[Collected data entries]
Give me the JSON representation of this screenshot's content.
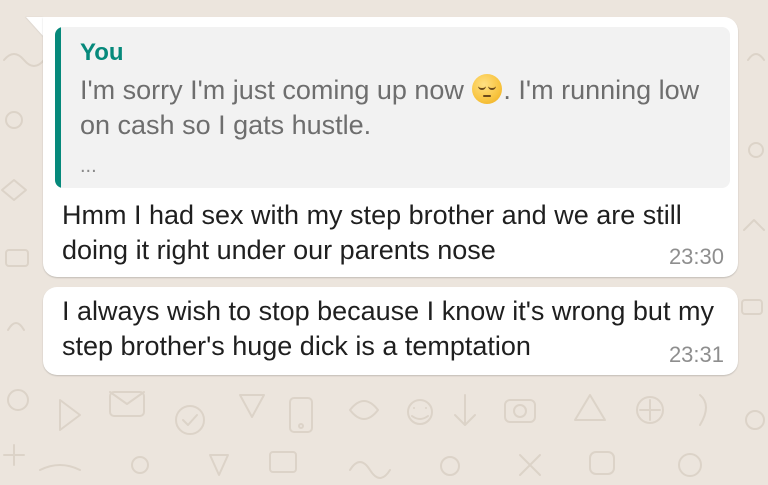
{
  "messages": [
    {
      "quote": {
        "author": "You",
        "text_before_emoji": "I'm sorry I'm just coming up now ",
        "emoji": "pensive-face-emoji",
        "text_after_emoji": ". I'm running low on cash so I gats hustle.",
        "ellipsis": "..."
      },
      "text": "Hmm I had sex with my step brother and we are still doing it right under our parents nose",
      "time": "23:30"
    },
    {
      "text": "I always wish to stop because I know it's wrong but my step brother's huge dick is a temptation",
      "time": "23:31"
    }
  ],
  "colors": {
    "background": "#ECE5DD",
    "bubble": "#FFFFFF",
    "quote_accent": "#06897B",
    "quote_background": "#F2F2F2",
    "timestamp": "#8E8E8E"
  }
}
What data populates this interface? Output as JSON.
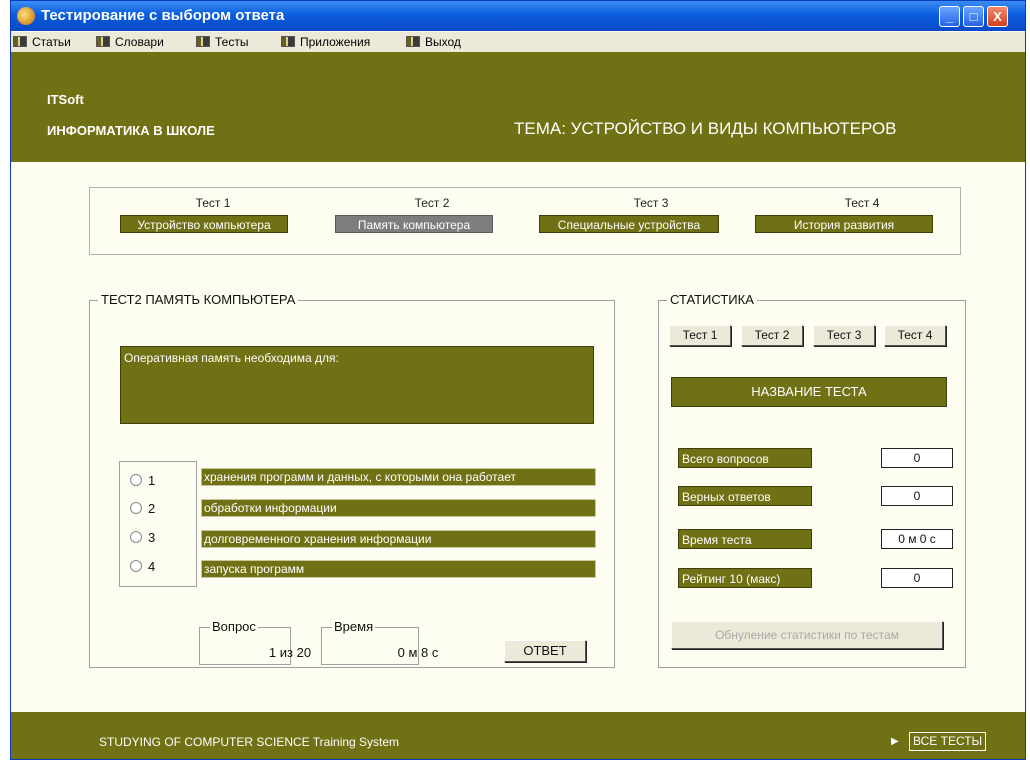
{
  "window": {
    "title": "Тестирование с выбором ответа",
    "controls": [
      "_",
      "□",
      "X"
    ]
  },
  "menu": [
    "Статьи",
    "Словари",
    "Тесты",
    "Приложения",
    "Выход"
  ],
  "header": {
    "brand": "ITSoft",
    "subtitle": "ИНФОРМАТИКА В ШКОЛЕ",
    "theme": "ТЕМА: УСТРОЙСТВО И ВИДЫ КОМПЬЮТЕРОВ"
  },
  "tests": [
    {
      "caption": "Тест 1",
      "label": "Устройство компьютера",
      "selected": false
    },
    {
      "caption": "Тест 2",
      "label": "Память компьютера",
      "selected": true
    },
    {
      "caption": "Тест 3",
      "label": "Специальные устройства",
      "selected": false
    },
    {
      "caption": "Тест 4",
      "label": "История развития",
      "selected": false
    }
  ],
  "test_panel": {
    "legend": "ТЕСТ2 ПАМЯТЬ КОМПЬЮТЕРА",
    "question": "Оперативная память необходима для:",
    "options": [
      {
        "number": "1",
        "text": "хранения программ и данных, с которыми она работает"
      },
      {
        "number": "2",
        "text": "обработки информации"
      },
      {
        "number": "3",
        "text": "долговременного хранения информации"
      },
      {
        "number": "4",
        "text": "запуска программ"
      }
    ],
    "question_counter": {
      "label": "Вопрос",
      "value": "1 из 20"
    },
    "timer": {
      "label": "Время",
      "value": "0 м 8 с"
    },
    "answer_button": "ОТВЕТ"
  },
  "stats": {
    "legend": "СТАТИСТИКА",
    "tabs": [
      "Тест 1",
      "Тест 2",
      "Тест 3",
      "Тест 4"
    ],
    "test_name": "НАЗВАНИЕ ТЕСТА",
    "rows": [
      {
        "label": "Всего вопросов",
        "value": "0"
      },
      {
        "label": "Верных ответов",
        "value": "0"
      },
      {
        "label": "Время теста",
        "value": "0 м 0 с"
      },
      {
        "label": "Рейтинг 10 (макс)",
        "value": "0"
      }
    ],
    "reset_button": "Обнуление статистики по тестам"
  },
  "footer": {
    "text": "STUDYING OF COMPUTER SCIENCE Training System",
    "arrow": "▶",
    "all_tests": "ВСЕ ТЕСТЫ"
  },
  "colors": {
    "olive": "#707015",
    "background": "#fefdf1",
    "titlebar": "#0a5ddc"
  }
}
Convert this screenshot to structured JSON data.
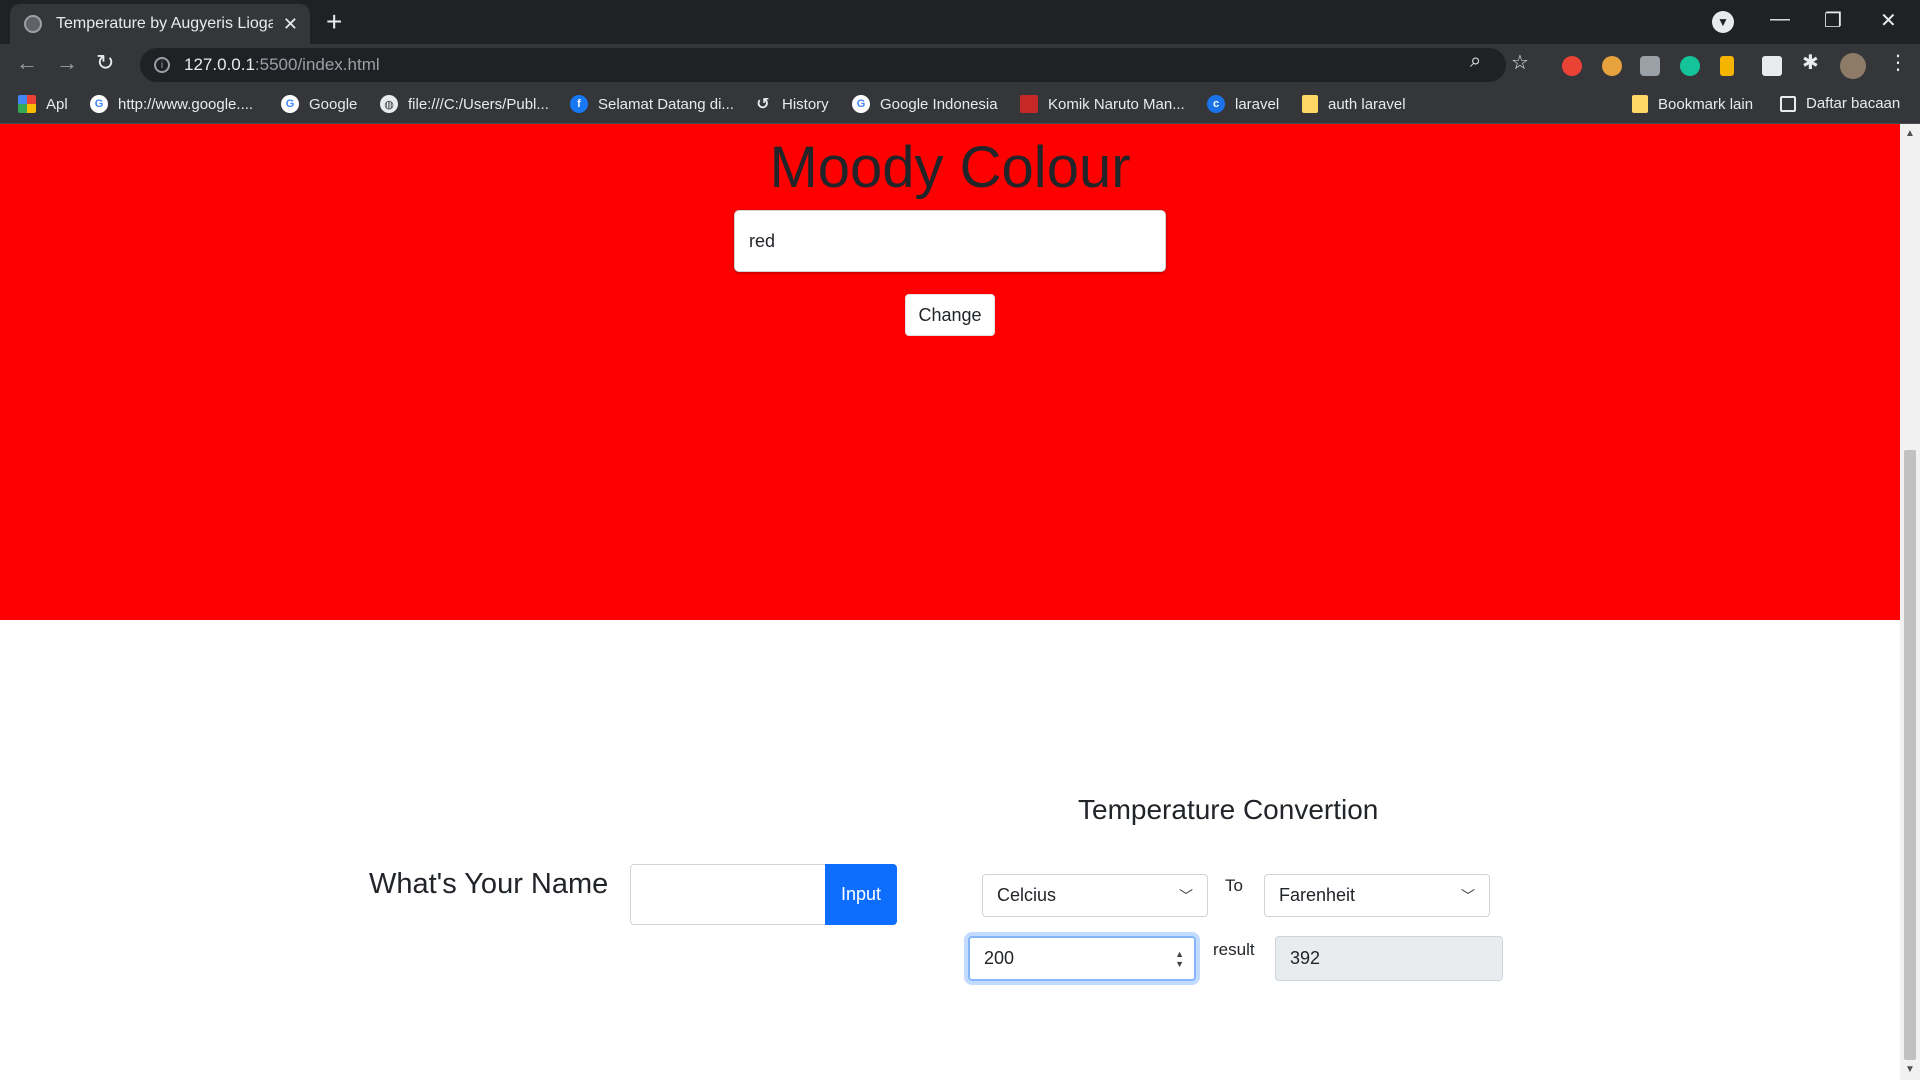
{
  "browser": {
    "tab_title": "Temperature by Augyeris Lioga S",
    "url_host": "127.0.0.1",
    "url_path": ":5500/index.html",
    "bookmarks": [
      {
        "label": "Apl",
        "icon": "apps-grid-icon",
        "color": "#ea4335"
      },
      {
        "label": "http://www.google....",
        "icon": "google-icon",
        "color": "#ffffff"
      },
      {
        "label": "Google",
        "icon": "google-icon",
        "color": "#ffffff"
      },
      {
        "label": "file:///C:/Users/Publ...",
        "icon": "globe-icon",
        "color": "#e8eaed"
      },
      {
        "label": "Selamat Datang di...",
        "icon": "facebook-icon",
        "color": "#1877f2"
      },
      {
        "label": "History",
        "icon": "history-icon",
        "color": "#e8eaed"
      },
      {
        "label": "Google Indonesia",
        "icon": "google-icon",
        "color": "#ffffff"
      },
      {
        "label": "Komik Naruto Man...",
        "icon": "manga-icon",
        "color": "#c62828"
      },
      {
        "label": "laravel",
        "icon": "laravel-icon",
        "color": "#1a73e8"
      },
      {
        "label": "auth laravel",
        "icon": "folder-icon",
        "color": "#fdd663"
      },
      {
        "label": "Bookmark lain",
        "icon": "folder-icon",
        "color": "#fdd663"
      },
      {
        "label": "Daftar bacaan",
        "icon": "reading-list-icon",
        "color": "#e8eaed"
      }
    ]
  },
  "mood": {
    "title": "Moody Colour",
    "input_value": "red",
    "button_label": "Change",
    "background_color": "#ff0000"
  },
  "name_form": {
    "label": "What's Your Name",
    "input_value": "",
    "button_label": "Input"
  },
  "temperature": {
    "title": "Temperature Convertion",
    "from_unit": "Celcius",
    "to_label": "To",
    "to_unit": "Farenheit",
    "input_value": "200",
    "result_label": "result",
    "result_value": "392"
  },
  "colors": {
    "accent": "#0d6efd",
    "chrome_dark": "#202124",
    "chrome_mid": "#35363a"
  }
}
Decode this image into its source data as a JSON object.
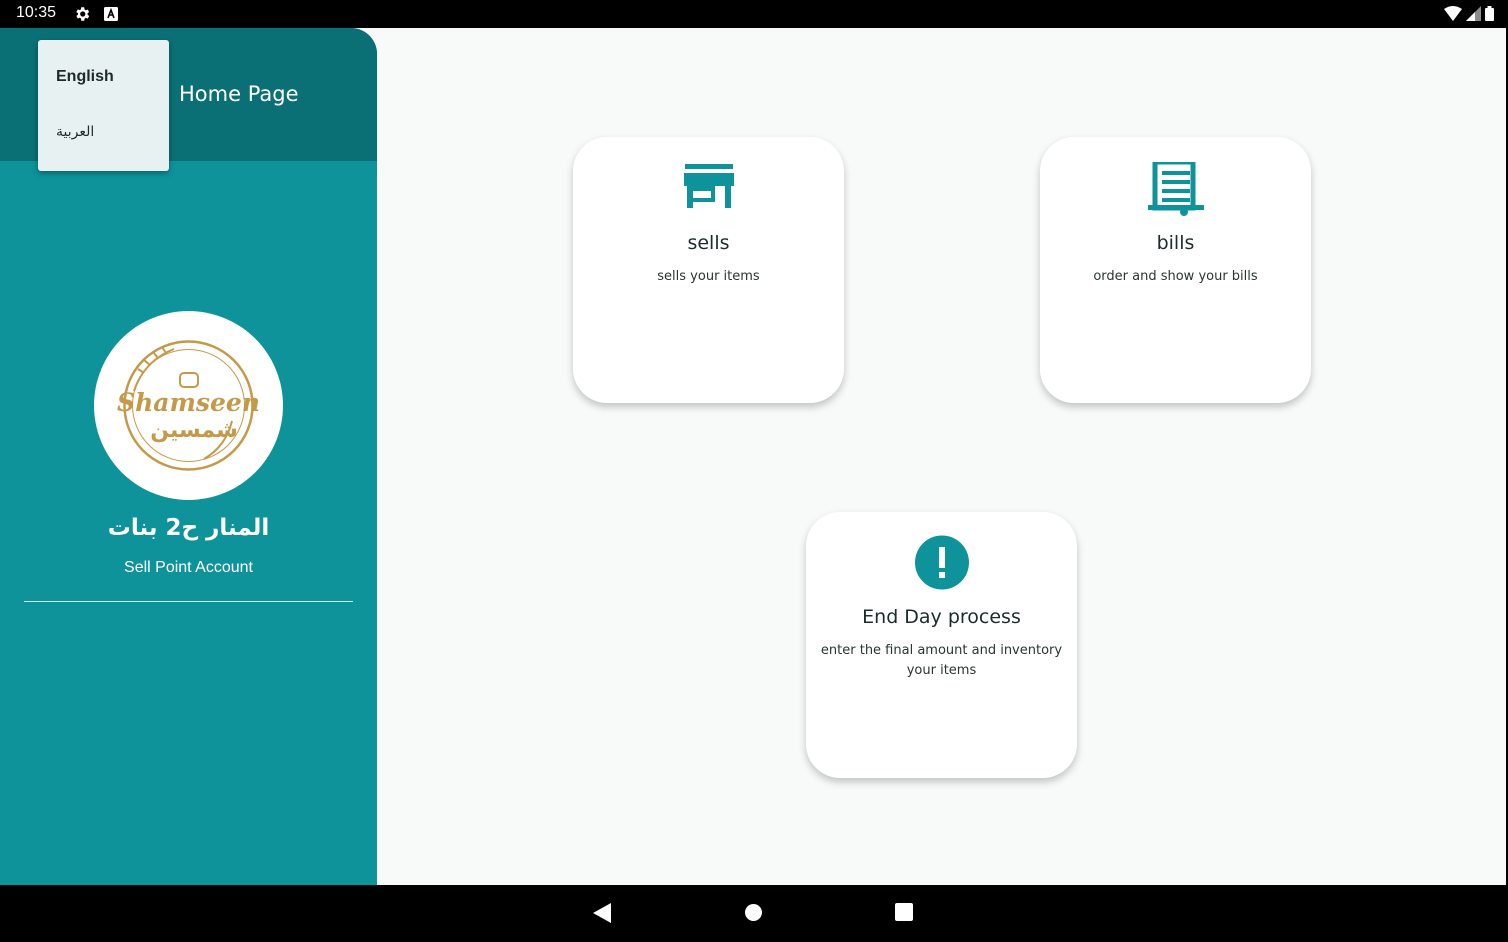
{
  "status_bar": {
    "time": "10:35",
    "icons": [
      "gear-icon",
      "keyboard-a-icon",
      "wifi-icon",
      "signal-icon",
      "battery-icon"
    ]
  },
  "drawer": {
    "title": "Home Page",
    "language_menu": {
      "items": [
        {
          "label": "English",
          "selected": true
        },
        {
          "label": "العربية",
          "selected": false
        }
      ]
    },
    "logo": {
      "text": "Shamseen",
      "text_ar": "شمسين"
    },
    "account_name": "المنار ح2 بنات",
    "account_type": "Sell Point Account"
  },
  "cards": {
    "sells": {
      "icon": "store-icon",
      "title": "sells",
      "description": "sells your items"
    },
    "bills": {
      "icon": "receipt-icon",
      "title": "bills",
      "description": "order and show your bills"
    },
    "end_day": {
      "icon": "alert-icon",
      "title": "End Day process",
      "description": "enter the final amount and inventory your items"
    }
  },
  "nav_bar": {
    "buttons": [
      "back-icon",
      "home-icon",
      "recents-icon"
    ]
  },
  "colors": {
    "accent": "#0e939b",
    "header": "#0b7075",
    "logo_gold": "#c49a4a"
  }
}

Goal of the exercise = Leave the images out, please, and restate each line word for word.

Completed exercise =
Give me the JSON representation of this screenshot's content.
{
  "messages": [
    {
      "quote": {
        "author": "You",
        "text_before_emoji": "I'm sorry I'm just coming up now ",
        "emoji": "pensive-face-emoji",
        "text_after_emoji": ". I'm running low on cash so I gats hustle.",
        "ellipsis": "..."
      },
      "text": "Hmm I had sex with my step brother and we are still doing it right under our parents nose",
      "time": "23:30"
    },
    {
      "text": "I always wish to stop because I know it's wrong but my step brother's huge dick is a temptation",
      "time": "23:31"
    }
  ],
  "colors": {
    "background": "#ECE5DD",
    "bubble": "#FFFFFF",
    "quote_accent": "#06897B",
    "quote_background": "#F2F2F2",
    "timestamp": "#8E8E8E"
  }
}
What data populates this interface? Output as JSON.
{
  "window": {
    "title": "Тестирование с выбором ответа",
    "controls": [
      "_",
      "□",
      "X"
    ]
  },
  "menu": [
    "Статьи",
    "Словари",
    "Тесты",
    "Приложения",
    "Выход"
  ],
  "header": {
    "brand": "ITSoft",
    "subtitle": "ИНФОРМАТИКА В ШКОЛЕ",
    "theme": "ТЕМА: УСТРОЙСТВО И ВИДЫ КОМПЬЮТЕРОВ"
  },
  "tests": [
    {
      "caption": "Тест 1",
      "label": "Устройство компьютера",
      "selected": false
    },
    {
      "caption": "Тест 2",
      "label": "Память компьютера",
      "selected": true
    },
    {
      "caption": "Тест 3",
      "label": "Специальные устройства",
      "selected": false
    },
    {
      "caption": "Тест 4",
      "label": "История развития",
      "selected": false
    }
  ],
  "test_panel": {
    "legend": "ТЕСТ2 ПАМЯТЬ КОМПЬЮТЕРА",
    "question": "Оперативная память необходима для:",
    "options": [
      {
        "number": "1",
        "text": "хранения программ и данных, с которыми она работает"
      },
      {
        "number": "2",
        "text": "обработки информации"
      },
      {
        "number": "3",
        "text": "долговременного хранения информации"
      },
      {
        "number": "4",
        "text": "запуска программ"
      }
    ],
    "question_counter": {
      "label": "Вопрос",
      "value": "1 из 20"
    },
    "timer": {
      "label": "Время",
      "value": "0 м 8 с"
    },
    "answer_button": "ОТВЕТ"
  },
  "stats": {
    "legend": "СТАТИСТИКА",
    "tabs": [
      "Тест 1",
      "Тест 2",
      "Тест 3",
      "Тест 4"
    ],
    "test_name": "НАЗВАНИЕ ТЕСТА",
    "rows": [
      {
        "label": "Всего вопросов",
        "value": "0"
      },
      {
        "label": "Верных ответов",
        "value": "0"
      },
      {
        "label": "Время теста",
        "value": "0 м 0 с"
      },
      {
        "label": "Рейтинг 10 (макс)",
        "value": "0"
      }
    ],
    "reset_button": "Обнуление статистики по тестам"
  },
  "footer": {
    "text": "STUDYING OF COMPUTER SCIENCE Training System",
    "arrow": "▶",
    "all_tests": "ВСЕ ТЕСТЫ"
  },
  "colors": {
    "olive": "#707015",
    "background": "#fefdf1",
    "titlebar": "#0a5ddc"
  }
}
Convert this screenshot to structured JSON data.
{
  "browser": {
    "tab_title": "Temperature by Augyeris Lioga S",
    "url_host": "127.0.0.1",
    "url_path": ":5500/index.html",
    "bookmarks": [
      {
        "label": "Apl",
        "icon": "apps-grid-icon",
        "color": "#ea4335"
      },
      {
        "label": "http://www.google....",
        "icon": "google-icon",
        "color": "#ffffff"
      },
      {
        "label": "Google",
        "icon": "google-icon",
        "color": "#ffffff"
      },
      {
        "label": "file:///C:/Users/Publ...",
        "icon": "globe-icon",
        "color": "#e8eaed"
      },
      {
        "label": "Selamat Datang di...",
        "icon": "facebook-icon",
        "color": "#1877f2"
      },
      {
        "label": "History",
        "icon": "history-icon",
        "color": "#e8eaed"
      },
      {
        "label": "Google Indonesia",
        "icon": "google-icon",
        "color": "#ffffff"
      },
      {
        "label": "Komik Naruto Man...",
        "icon": "manga-icon",
        "color": "#c62828"
      },
      {
        "label": "laravel",
        "icon": "laravel-icon",
        "color": "#1a73e8"
      },
      {
        "label": "auth laravel",
        "icon": "folder-icon",
        "color": "#fdd663"
      },
      {
        "label": "Bookmark lain",
        "icon": "folder-icon",
        "color": "#fdd663"
      },
      {
        "label": "Daftar bacaan",
        "icon": "reading-list-icon",
        "color": "#e8eaed"
      }
    ]
  },
  "mood": {
    "title": "Moody Colour",
    "input_value": "red",
    "button_label": "Change",
    "background_color": "#ff0000"
  },
  "name_form": {
    "label": "What's Your Name",
    "input_value": "",
    "button_label": "Input"
  },
  "temperature": {
    "title": "Temperature Convertion",
    "from_unit": "Celcius",
    "to_label": "To",
    "to_unit": "Farenheit",
    "input_value": "200",
    "result_label": "result",
    "result_value": "392"
  },
  "colors": {
    "accent": "#0d6efd",
    "chrome_dark": "#202124",
    "chrome_mid": "#35363a"
  }
}
Decode this image into its source data as a JSON object.
{
  "status_bar": {
    "time": "10:35",
    "icons": [
      "gear-icon",
      "keyboard-a-icon",
      "wifi-icon",
      "signal-icon",
      "battery-icon"
    ]
  },
  "drawer": {
    "title": "Home Page",
    "language_menu": {
      "items": [
        {
          "label": "English",
          "selected": true
        },
        {
          "label": "العربية",
          "selected": false
        }
      ]
    },
    "logo": {
      "text": "Shamseen",
      "text_ar": "شمسين"
    },
    "account_name": "المنار ح2 بنات",
    "account_type": "Sell Point Account"
  },
  "cards": {
    "sells": {
      "icon": "store-icon",
      "title": "sells",
      "description": "sells your items"
    },
    "bills": {
      "icon": "receipt-icon",
      "title": "bills",
      "description": "order and show your bills"
    },
    "end_day": {
      "icon": "alert-icon",
      "title": "End Day process",
      "description": "enter the final amount and inventory your items"
    }
  },
  "nav_bar": {
    "buttons": [
      "back-icon",
      "home-icon",
      "recents-icon"
    ]
  },
  "colors": {
    "accent": "#0e939b",
    "header": "#0b7075",
    "logo_gold": "#c49a4a"
  }
}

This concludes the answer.